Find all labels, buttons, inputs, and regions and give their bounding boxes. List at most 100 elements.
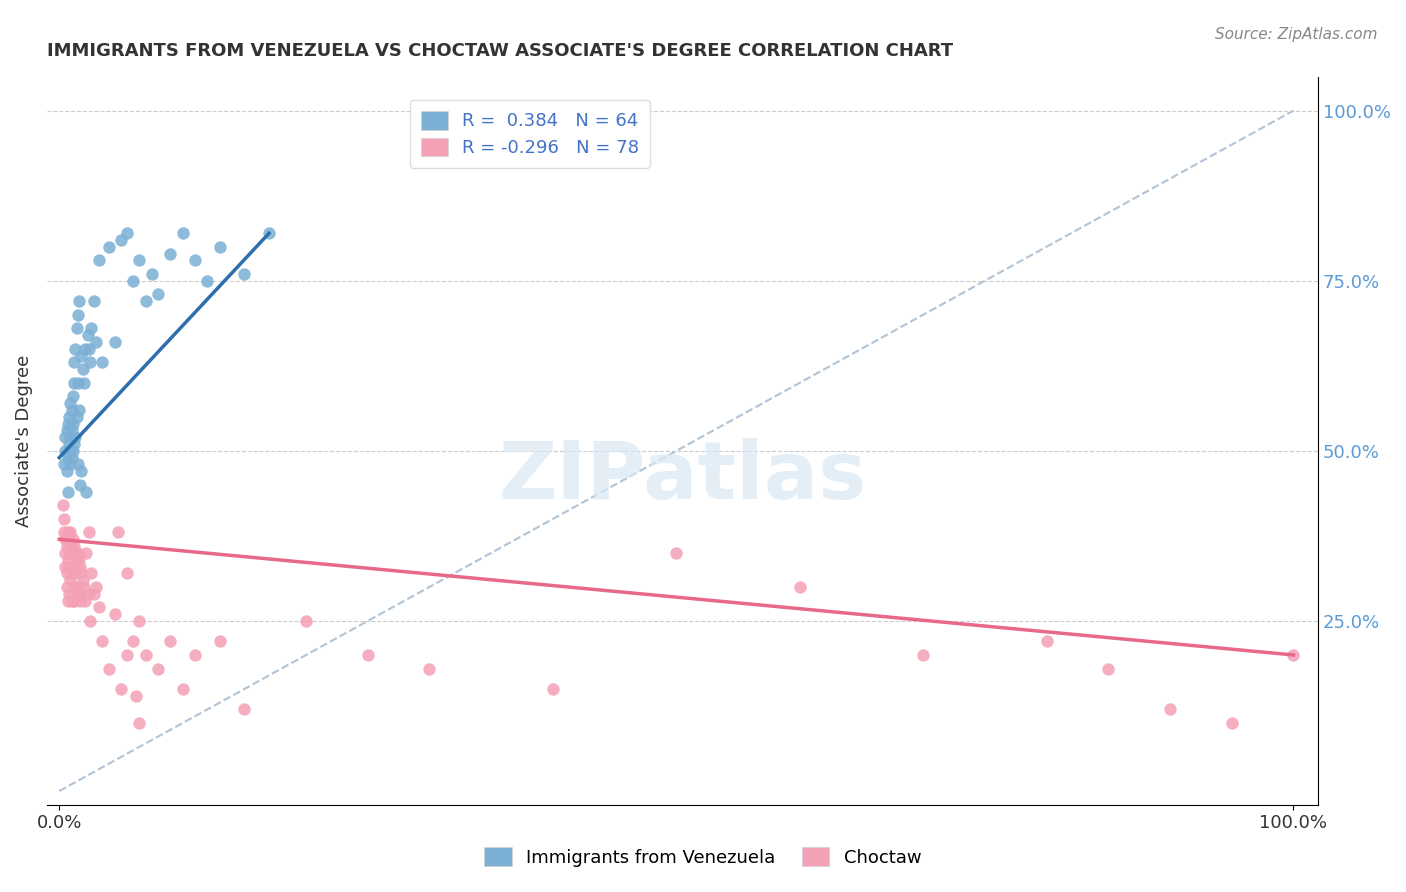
Point: [91, 634, 114, 648]
Point: [115, 226, 138, 240]
Point: [128, 253, 150, 268]
Point: [257, 226, 280, 240]
Point: [128, 716, 150, 731]
Point: [65, 587, 87, 601]
Point: [115, 566, 138, 581]
Point: [77, 525, 100, 540]
Point: [63, 566, 86, 581]
Point: [63, 355, 86, 369]
Point: [104, 607, 127, 622]
Point: [75, 342, 97, 356]
Point: [70, 566, 93, 581]
Point: [58, 409, 80, 424]
Point: [59, 546, 82, 560]
Point: [87, 253, 110, 268]
Point: [58, 587, 80, 601]
Point: [73, 376, 96, 390]
Point: [59, 430, 82, 444]
Point: [87, 600, 110, 615]
Point: [128, 614, 150, 628]
Point: [1097, 662, 1119, 676]
Point: [53, 525, 76, 540]
Point: [62, 533, 84, 547]
Point: [56, 593, 79, 607]
Point: [62, 417, 84, 431]
Point: [65, 409, 87, 424]
Point: [55, 430, 77, 444]
Point: [84, 334, 107, 349]
Point: [141, 267, 163, 281]
Point: [357, 648, 380, 662]
Point: [110, 681, 132, 696]
Point: [53, 458, 76, 472]
Legend: Immigrants from Venezuela, Choctaw: Immigrants from Venezuela, Choctaw: [477, 840, 929, 874]
Point: [73, 580, 96, 594]
Point: [67, 403, 90, 417]
Point: [67, 294, 90, 309]
Point: [75, 484, 97, 499]
Point: [146, 287, 169, 301]
Point: [66, 376, 89, 390]
Point: [97, 240, 120, 254]
Point: [172, 681, 194, 696]
Point: [541, 681, 564, 696]
Point: [60, 566, 83, 581]
Point: [104, 334, 127, 349]
Point: [62, 559, 84, 574]
Point: [70, 464, 93, 478]
Point: [84, 580, 107, 594]
Point: [63, 376, 86, 390]
Y-axis label: Associate's Degree: Associate's Degree: [15, 354, 32, 527]
Point: [146, 662, 169, 676]
Point: [110, 233, 132, 247]
Point: [69, 559, 91, 574]
Point: [159, 246, 181, 260]
Point: [58, 559, 80, 574]
Point: [66, 580, 89, 594]
Point: [69, 478, 91, 492]
Point: [1220, 716, 1243, 731]
Point: [135, 648, 157, 662]
Point: [912, 648, 935, 662]
Point: [65, 430, 87, 444]
Point: [1159, 702, 1181, 716]
Point: [159, 634, 181, 648]
Point: [69, 593, 91, 607]
Point: [56, 484, 79, 499]
Point: [80, 566, 103, 581]
Point: [665, 546, 688, 560]
Point: [58, 437, 80, 451]
Point: [60, 450, 83, 465]
Point: [1035, 634, 1057, 648]
Point: [65, 321, 87, 335]
Point: [60, 424, 83, 438]
Point: [295, 614, 318, 628]
Point: [62, 389, 84, 403]
Point: [233, 702, 256, 716]
Point: [65, 546, 87, 560]
Point: [66, 546, 89, 560]
Point: [59, 396, 82, 410]
Point: [55, 559, 77, 574]
Point: [418, 662, 440, 676]
Point: [97, 662, 120, 676]
Point: [76, 328, 98, 343]
Point: [63, 437, 86, 451]
Point: [195, 274, 218, 288]
Point: [172, 226, 194, 240]
Point: [60, 403, 83, 417]
Point: [75, 593, 97, 607]
Point: [65, 342, 87, 356]
Point: [55, 546, 77, 560]
Point: [59, 573, 82, 587]
Point: [184, 648, 207, 662]
Legend: R =  0.384   N = 64, R = -0.296   N = 78: R = 0.384 N = 64, R = -0.296 N = 78: [411, 100, 650, 168]
Point: [233, 267, 256, 281]
Text: Source: ZipAtlas.com: Source: ZipAtlas.com: [1215, 27, 1378, 42]
Point: [122, 274, 145, 288]
Point: [65, 580, 87, 594]
Point: [62, 443, 84, 458]
Text: ZIPatlas: ZIPatlas: [498, 438, 866, 516]
Point: [115, 648, 138, 662]
Point: [59, 525, 82, 540]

* * * * * * *

Convert all of the data above into a JSON array of strings, one string per line, with blank lines dropped. Leave the pictures out.

» Result
[
  "Find all labels, buttons, inputs, and regions and give their bounding boxes. List at most 100 elements.",
  "Point: [91, 634, 114, 648]",
  "Point: [115, 226, 138, 240]",
  "Point: [128, 253, 150, 268]",
  "Point: [257, 226, 280, 240]",
  "Point: [128, 716, 150, 731]",
  "Point: [65, 587, 87, 601]",
  "Point: [115, 566, 138, 581]",
  "Point: [77, 525, 100, 540]",
  "Point: [63, 566, 86, 581]",
  "Point: [63, 355, 86, 369]",
  "Point: [104, 607, 127, 622]",
  "Point: [75, 342, 97, 356]",
  "Point: [70, 566, 93, 581]",
  "Point: [58, 409, 80, 424]",
  "Point: [59, 546, 82, 560]",
  "Point: [87, 253, 110, 268]",
  "Point: [58, 587, 80, 601]",
  "Point: [73, 376, 96, 390]",
  "Point: [59, 430, 82, 444]",
  "Point: [87, 600, 110, 615]",
  "Point: [128, 614, 150, 628]",
  "Point: [1097, 662, 1119, 676]",
  "Point: [53, 525, 76, 540]",
  "Point: [62, 533, 84, 547]",
  "Point: [56, 593, 79, 607]",
  "Point: [62, 417, 84, 431]",
  "Point: [65, 409, 87, 424]",
  "Point: [55, 430, 77, 444]",
  "Point: [84, 334, 107, 349]",
  "Point: [141, 267, 163, 281]",
  "Point: [357, 648, 380, 662]",
  "Point: [110, 681, 132, 696]",
  "Point: [53, 458, 76, 472]",
  "Legend: Immigrants from Venezuela, Choctaw: Immigrants from Venezuela, Choctaw: [477, 840, 929, 874]",
  "Point: [73, 580, 96, 594]",
  "Point: [67, 403, 90, 417]",
  "Point: [67, 294, 90, 309]",
  "Point: [75, 484, 97, 499]",
  "Point: [146, 287, 169, 301]",
  "Point: [66, 376, 89, 390]",
  "Point: [97, 240, 120, 254]",
  "Point: [172, 681, 194, 696]",
  "Point: [541, 681, 564, 696]",
  "Point: [60, 566, 83, 581]",
  "Point: [104, 334, 127, 349]",
  "Point: [62, 559, 84, 574]",
  "Point: [70, 464, 93, 478]",
  "Point: [84, 580, 107, 594]",
  "Point: [63, 376, 86, 390]",
  "Y-axis label: Associate's Degree: Associate's Degree: [15, 354, 32, 527]",
  "Point: [146, 662, 169, 676]",
  "Point: [110, 233, 132, 247]",
  "Point: [69, 559, 91, 574]",
  "Point: [159, 246, 181, 260]",
  "Point: [58, 559, 80, 574]",
  "Point: [66, 580, 89, 594]",
  "Point: [69, 478, 91, 492]",
  "Point: [1220, 716, 1243, 731]",
  "Point: [135, 648, 157, 662]",
  "Point: [912, 648, 935, 662]",
  "Point: [65, 430, 87, 444]",
  "Point: [1159, 702, 1181, 716]",
  "Point: [159, 634, 181, 648]",
  "Point: [69, 593, 91, 607]",
  "Point: [56, 484, 79, 499]",
  "Point: [80, 566, 103, 581]",
  "Point: [665, 546, 688, 560]",
  "Point: [58, 437, 80, 451]",
  "Point: [60, 450, 83, 465]",
  "Point: [1035, 634, 1057, 648]",
  "Point: [65, 321, 87, 335]",
  "Point: [60, 424, 83, 438]",
  "Point: [295, 614, 318, 628]",
  "Point: [62, 389, 84, 403]",
  "Point: [233, 702, 256, 716]",
  "Point: [65, 546, 87, 560]",
  "Point: [66, 546, 89, 560]",
  "Point: [59, 396, 82, 410]",
  "Point: [55, 559, 77, 574]",
  "Point: [418, 662, 440, 676]",
  "Point: [97, 662, 120, 676]",
  "Point: [76, 328, 98, 343]",
  "Point: [63, 437, 86, 451]",
  "Point: [195, 274, 218, 288]",
  "Point: [172, 226, 194, 240]",
  "Point: [60, 403, 83, 417]",
  "Point: [75, 593, 97, 607]",
  "Point: [65, 342, 87, 356]",
  "Point: [55, 546, 77, 560]",
  "Point: [59, 573, 82, 587]",
  "Point: [184, 648, 207, 662]",
  "Legend: R =  0.384   N = 64, R = -0.296   N = 78: R = 0.384 N = 64, R = -0.296 N = 78: [411, 100, 650, 168]",
  "Point: [233, 267, 256, 281]",
  "Text: Source: ZipAtlas.com: Source: ZipAtlas.com: [1215, 27, 1378, 42]",
  "Point: [122, 274, 145, 288]",
  "Point: [65, 580, 87, 594]",
  "Point: [62, 443, 84, 458]",
  "Text: ZIPatlas: ZIPatlas: [498, 438, 866, 516]",
  "Point: [115, 648, 138, 662]",
  "Point: [59, 525, 82, 540]"
]